Write the material out again in full, exactly.
— Begin —
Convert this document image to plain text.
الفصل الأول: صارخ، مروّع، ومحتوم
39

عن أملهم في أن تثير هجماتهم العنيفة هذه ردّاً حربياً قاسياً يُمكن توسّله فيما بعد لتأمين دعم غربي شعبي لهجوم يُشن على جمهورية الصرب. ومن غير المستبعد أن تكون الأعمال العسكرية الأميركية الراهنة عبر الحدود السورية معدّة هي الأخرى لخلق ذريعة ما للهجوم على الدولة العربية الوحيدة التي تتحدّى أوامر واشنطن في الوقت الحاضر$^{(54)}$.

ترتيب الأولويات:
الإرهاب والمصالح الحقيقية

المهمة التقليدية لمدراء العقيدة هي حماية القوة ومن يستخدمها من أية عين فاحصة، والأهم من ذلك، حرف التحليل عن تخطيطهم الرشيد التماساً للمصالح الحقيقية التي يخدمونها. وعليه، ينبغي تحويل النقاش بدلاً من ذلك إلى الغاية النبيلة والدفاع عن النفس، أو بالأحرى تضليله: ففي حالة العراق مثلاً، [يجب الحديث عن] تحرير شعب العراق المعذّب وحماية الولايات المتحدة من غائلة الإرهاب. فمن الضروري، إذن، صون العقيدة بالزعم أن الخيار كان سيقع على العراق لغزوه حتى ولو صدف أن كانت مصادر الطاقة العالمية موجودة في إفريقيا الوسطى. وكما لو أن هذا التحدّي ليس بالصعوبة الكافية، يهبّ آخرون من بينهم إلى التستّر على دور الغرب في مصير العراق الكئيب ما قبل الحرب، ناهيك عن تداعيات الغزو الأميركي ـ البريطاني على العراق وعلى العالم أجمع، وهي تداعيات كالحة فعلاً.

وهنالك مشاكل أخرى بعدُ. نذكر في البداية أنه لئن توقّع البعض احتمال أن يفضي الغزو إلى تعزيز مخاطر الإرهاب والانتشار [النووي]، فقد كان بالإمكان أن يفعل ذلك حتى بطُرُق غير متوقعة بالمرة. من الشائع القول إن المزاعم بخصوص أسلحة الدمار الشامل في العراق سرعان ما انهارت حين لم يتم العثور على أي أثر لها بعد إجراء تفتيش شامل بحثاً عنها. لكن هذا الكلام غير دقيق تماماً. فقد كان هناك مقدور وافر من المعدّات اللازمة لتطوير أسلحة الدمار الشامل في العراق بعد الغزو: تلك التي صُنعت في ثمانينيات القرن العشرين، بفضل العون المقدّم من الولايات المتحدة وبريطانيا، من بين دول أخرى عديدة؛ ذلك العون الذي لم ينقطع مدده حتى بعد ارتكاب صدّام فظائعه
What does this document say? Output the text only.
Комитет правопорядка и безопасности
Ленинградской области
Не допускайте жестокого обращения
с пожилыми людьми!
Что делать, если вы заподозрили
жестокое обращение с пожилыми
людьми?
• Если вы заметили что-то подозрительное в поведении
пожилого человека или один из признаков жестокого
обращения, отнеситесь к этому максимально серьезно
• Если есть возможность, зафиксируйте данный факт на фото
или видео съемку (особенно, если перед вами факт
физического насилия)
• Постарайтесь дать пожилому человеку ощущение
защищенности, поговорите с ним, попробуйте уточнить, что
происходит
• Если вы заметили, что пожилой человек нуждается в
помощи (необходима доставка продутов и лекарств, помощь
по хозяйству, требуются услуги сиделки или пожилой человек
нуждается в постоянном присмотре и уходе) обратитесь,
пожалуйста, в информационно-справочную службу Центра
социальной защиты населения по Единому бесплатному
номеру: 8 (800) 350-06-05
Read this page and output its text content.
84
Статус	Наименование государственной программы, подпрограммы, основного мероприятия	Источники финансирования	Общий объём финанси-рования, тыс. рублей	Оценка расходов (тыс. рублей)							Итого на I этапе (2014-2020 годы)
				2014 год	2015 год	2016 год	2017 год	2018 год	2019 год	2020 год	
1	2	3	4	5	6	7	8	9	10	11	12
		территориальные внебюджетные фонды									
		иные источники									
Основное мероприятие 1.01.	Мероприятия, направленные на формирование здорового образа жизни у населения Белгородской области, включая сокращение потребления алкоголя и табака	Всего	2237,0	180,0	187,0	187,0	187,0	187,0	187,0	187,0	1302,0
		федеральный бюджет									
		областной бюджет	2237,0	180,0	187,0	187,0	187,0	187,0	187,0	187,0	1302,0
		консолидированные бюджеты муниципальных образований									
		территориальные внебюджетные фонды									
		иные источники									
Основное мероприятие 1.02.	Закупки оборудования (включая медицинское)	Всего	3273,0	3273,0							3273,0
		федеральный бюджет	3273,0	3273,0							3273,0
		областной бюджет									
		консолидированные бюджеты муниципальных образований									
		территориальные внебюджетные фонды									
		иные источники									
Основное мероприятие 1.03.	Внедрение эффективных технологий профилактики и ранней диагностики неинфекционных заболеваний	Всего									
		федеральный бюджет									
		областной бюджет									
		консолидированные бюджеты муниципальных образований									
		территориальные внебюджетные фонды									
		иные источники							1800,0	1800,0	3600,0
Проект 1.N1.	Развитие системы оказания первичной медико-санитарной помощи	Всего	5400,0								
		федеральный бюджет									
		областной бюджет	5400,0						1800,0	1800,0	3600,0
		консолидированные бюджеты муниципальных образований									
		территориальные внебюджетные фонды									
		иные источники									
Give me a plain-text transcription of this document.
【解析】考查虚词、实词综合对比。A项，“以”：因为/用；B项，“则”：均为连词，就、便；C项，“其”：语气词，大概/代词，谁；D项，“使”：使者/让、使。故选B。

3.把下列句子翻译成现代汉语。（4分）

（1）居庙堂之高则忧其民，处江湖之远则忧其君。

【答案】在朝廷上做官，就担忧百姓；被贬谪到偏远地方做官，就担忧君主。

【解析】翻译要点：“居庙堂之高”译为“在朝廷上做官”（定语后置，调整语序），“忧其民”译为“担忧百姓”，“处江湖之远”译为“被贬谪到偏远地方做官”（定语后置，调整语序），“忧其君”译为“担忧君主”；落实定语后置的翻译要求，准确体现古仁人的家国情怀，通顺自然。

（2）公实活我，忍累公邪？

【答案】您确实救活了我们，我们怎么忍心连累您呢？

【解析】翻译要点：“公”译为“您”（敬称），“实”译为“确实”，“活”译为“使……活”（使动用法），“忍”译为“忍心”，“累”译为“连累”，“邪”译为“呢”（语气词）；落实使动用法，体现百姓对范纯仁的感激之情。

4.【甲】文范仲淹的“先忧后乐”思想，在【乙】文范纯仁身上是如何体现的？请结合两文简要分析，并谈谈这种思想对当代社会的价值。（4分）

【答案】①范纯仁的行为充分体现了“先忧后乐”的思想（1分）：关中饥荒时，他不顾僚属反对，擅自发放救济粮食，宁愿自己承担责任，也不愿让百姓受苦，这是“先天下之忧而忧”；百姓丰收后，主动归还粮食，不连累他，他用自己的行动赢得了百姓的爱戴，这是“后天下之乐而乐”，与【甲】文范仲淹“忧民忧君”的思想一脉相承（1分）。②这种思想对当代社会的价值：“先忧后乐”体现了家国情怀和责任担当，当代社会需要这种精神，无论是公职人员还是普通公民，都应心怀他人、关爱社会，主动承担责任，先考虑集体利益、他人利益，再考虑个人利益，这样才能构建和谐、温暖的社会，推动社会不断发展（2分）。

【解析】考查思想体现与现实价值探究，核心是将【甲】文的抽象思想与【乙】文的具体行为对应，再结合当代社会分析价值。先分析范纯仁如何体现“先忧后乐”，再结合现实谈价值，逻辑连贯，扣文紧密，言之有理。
— End —
▶ **Exercise result**
Convert this document image to plain text.
الفصل الأول: صارخ، مروّع، ومحتوم
39

عن أملهم في أن تثير هجماتهم العنيفة هذه ردّاً حربياً قاسياً يُمكن توسّله فيما بعد لتأمين دعم غربي شعبي لهجوم يُشن على جمهورية الصرب. ومن غير المستبعد أن تكون الأعمال العسكرية الأميركية الراهنة عبر الحدود السورية معدّة هي الأخرى لخلق ذريعة ما للهجوم على الدولة العربية الوحيدة التي تتحدّى أوامر واشنطن في الوقت الحاضر$^{(54)}$.

ترتيب الأولويات:
الإرهاب والمصالح الحقيقية

المهمة التقليدية لمدراء العقيدة هي حماية القوة ومن يستخدمها من أية عين فاحصة، والأهم من ذلك، حرف التحليل عن تخطيطهم الرشيد التماساً للمصالح الحقيقية التي يخدمونها. وعليه، ينبغي تحويل النقاش بدلاً من ذلك إلى الغاية النبيلة والدفاع عن النفس، أو بالأحرى تضليله: ففي حالة العراق مثلاً، [يجب الحديث عن] تحرير شعب العراق المعذّب وحماية الولايات المتحدة من غائلة الإرهاب. فمن الضروري، إذن، صون العقيدة بالزعم أن الخيار كان سيقع على العراق لغزوه حتى ولو صدف أن كانت مصادر الطاقة العالمية موجودة في إفريقيا الوسطى. وكما لو أن هذا التحدّي ليس بالصعوبة الكافية، يهبّ آخرون من بينهم إلى التستّر على دور الغرب في مصير العراق الكئيب ما قبل الحرب، ناهيك عن تداعيات الغزو الأميركي ـ البريطاني على العراق وعلى العالم أجمع، وهي تداعيات كالحة فعلاً.

وهنالك مشاكل أخرى بعدُ. نذكر في البداية أنه لئن توقّع البعض احتمال أن يفضي الغزو إلى تعزيز مخاطر الإرهاب والانتشار [النووي]، فقد كان بالإمكان أن يفعل ذلك حتى بطُرُق غير متوقعة بالمرة. من الشائع القول إن المزاعم بخصوص أسلحة الدمار الشامل في العراق سرعان ما انهارت حين لم يتم العثور على أي أثر لها بعد إجراء تفتيش شامل بحثاً عنها. لكن هذا الكلام غير دقيق تماماً. فقد كان هناك مقدور وافر من المعدّات اللازمة لتطوير أسلحة الدمار الشامل في العراق بعد الغزو: تلك التي صُنعت في ثمانينيات القرن العشرين، بفضل العون المقدّم من الولايات المتحدة وبريطانيا، من بين دول أخرى عديدة؛ ذلك العون الذي لم ينقطع مدده حتى بعد ارتكاب صدّام فظائعه
What does this document say? Output the text only.
Комитет правопорядка и безопасности
Ленинградской области
Не допускайте жестокого обращения
с пожилыми людьми!
Что делать, если вы заподозрили
жестокое обращение с пожилыми
людьми?
• Если вы заметили что-то подозрительное в поведении
пожилого человека или один из признаков жестокого
обращения, отнеситесь к этому максимально серьезно
• Если есть возможность, зафиксируйте данный факт на фото
или видео съемку (особенно, если перед вами факт
физического насилия)
• Постарайтесь дать пожилому человеку ощущение
защищенности, поговорите с ним, попробуйте уточнить, что
происходит
• Если вы заметили, что пожилой человек нуждается в
помощи (необходима доставка продутов и лекарств, помощь
по хозяйству, требуются услуги сиделки или пожилой человек
нуждается в постоянном присмотре и уходе) обратитесь,
пожалуйста, в информационно-справочную службу Центра
социальной защиты населения по Единому бесплатному
номеру: 8 (800) 350-06-05
Read this page and output its text content.
84
Статус	Наименование государственной программы, подпрограммы, основного мероприятия	Источники финансирования	Общий объём финанси-рования, тыс. рублей	Оценка расходов (тыс. рублей)							Итого на I этапе (2014-2020 годы)
				2014 год	2015 год	2016 год	2017 год	2018 год	2019 год	2020 год	
1	2	3	4	5	6	7	8	9	10	11	12
		территориальные внебюджетные фонды									
		иные источники									
Основное мероприятие 1.01.	Мероприятия, направленные на формирование здорового образа жизни у населения Белгородской области, включая сокращение потребления алкоголя и табака	Всего	2237,0	180,0	187,0	187,0	187,0	187,0	187,0	187,0	1302,0
		федеральный бюджет									
		областной бюджет	2237,0	180,0	187,0	187,0	187,0	187,0	187,0	187,0	1302,0
		консолидированные бюджеты муниципальных образований									
		территориальные внебюджетные фонды									
		иные источники									
Основное мероприятие 1.02.	Закупки оборудования (включая медицинское)	Всего	3273,0	3273,0							3273,0
		федеральный бюджет	3273,0	3273,0							3273,0
		областной бюджет									
		консолидированные бюджеты муниципальных образований									
		территориальные внебюджетные фонды									
		иные источники									
Основное мероприятие 1.03.	Внедрение эффективных технологий профилактики и ранней диагностики неинфекционных заболеваний	Всего									
		федеральный бюджет									
		областной бюджет									
		консолидированные бюджеты муниципальных образований									
		территориальные внебюджетные фонды									
		иные источники							1800,0	1800,0	3600,0
Проект 1.N1.	Развитие системы оказания первичной медико-санитарной помощи	Всего	5400,0								
		федеральный бюджет									
		областной бюджет	5400,0						1800,0	1800,0	3600,0
		консолидированные бюджеты муниципальных образований									
		территориальные внебюджетные фонды									
		иные источники									
Give me a plain-text transcription of this document.
【解析】考查虚词、实词综合对比。A项，“以”：因为/用；B项，“则”：均为连词，就、便；C项，“其”：语气词，大概/代词，谁；D项，“使”：使者/让、使。故选B。

3.把下列句子翻译成现代汉语。（4分）

（1）居庙堂之高则忧其民，处江湖之远则忧其君。

【答案】在朝廷上做官，就担忧百姓；被贬谪到偏远地方做官，就担忧君主。

【解析】翻译要点：“居庙堂之高”译为“在朝廷上做官”（定语后置，调整语序），“忧其民”译为“担忧百姓”，“处江湖之远”译为“被贬谪到偏远地方做官”（定语后置，调整语序），“忧其君”译为“担忧君主”；落实定语后置的翻译要求，准确体现古仁人的家国情怀，通顺自然。

（2）公实活我，忍累公邪？

【答案】您确实救活了我们，我们怎么忍心连累您呢？

【解析】翻译要点：“公”译为“您”（敬称），“实”译为“确实”，“活”译为“使……活”（使动用法），“忍”译为“忍心”，“累”译为“连累”，“邪”译为“呢”（语气词）；落实使动用法，体现百姓对范纯仁的感激之情。

4.【甲】文范仲淹的“先忧后乐”思想，在【乙】文范纯仁身上是如何体现的？请结合两文简要分析，并谈谈这种思想对当代社会的价值。（4分）

【答案】①范纯仁的行为充分体现了“先忧后乐”的思想（1分）：关中饥荒时，他不顾僚属反对，擅自发放救济粮食，宁愿自己承担责任，也不愿让百姓受苦，这是“先天下之忧而忧”；百姓丰收后，主动归还粮食，不连累他，他用自己的行动赢得了百姓的爱戴，这是“后天下之乐而乐”，与【甲】文范仲淹“忧民忧君”的思想一脉相承（1分）。②这种思想对当代社会的价值：“先忧后乐”体现了家国情怀和责任担当，当代社会需要这种精神，无论是公职人员还是普通公民，都应心怀他人、关爱社会，主动承担责任，先考虑集体利益、他人利益，再考虑个人利益，这样才能构建和谐、温暖的社会，推动社会不断发展（2分）。

【解析】考查思想体现与现实价值探究，核心是将【甲】文的抽象思想与【乙】文的具体行为对应，再结合当代社会分析价值。先分析范纯仁如何体现“先忧后乐”，再结合现实谈价值，逻辑连贯，扣文紧密，言之有理。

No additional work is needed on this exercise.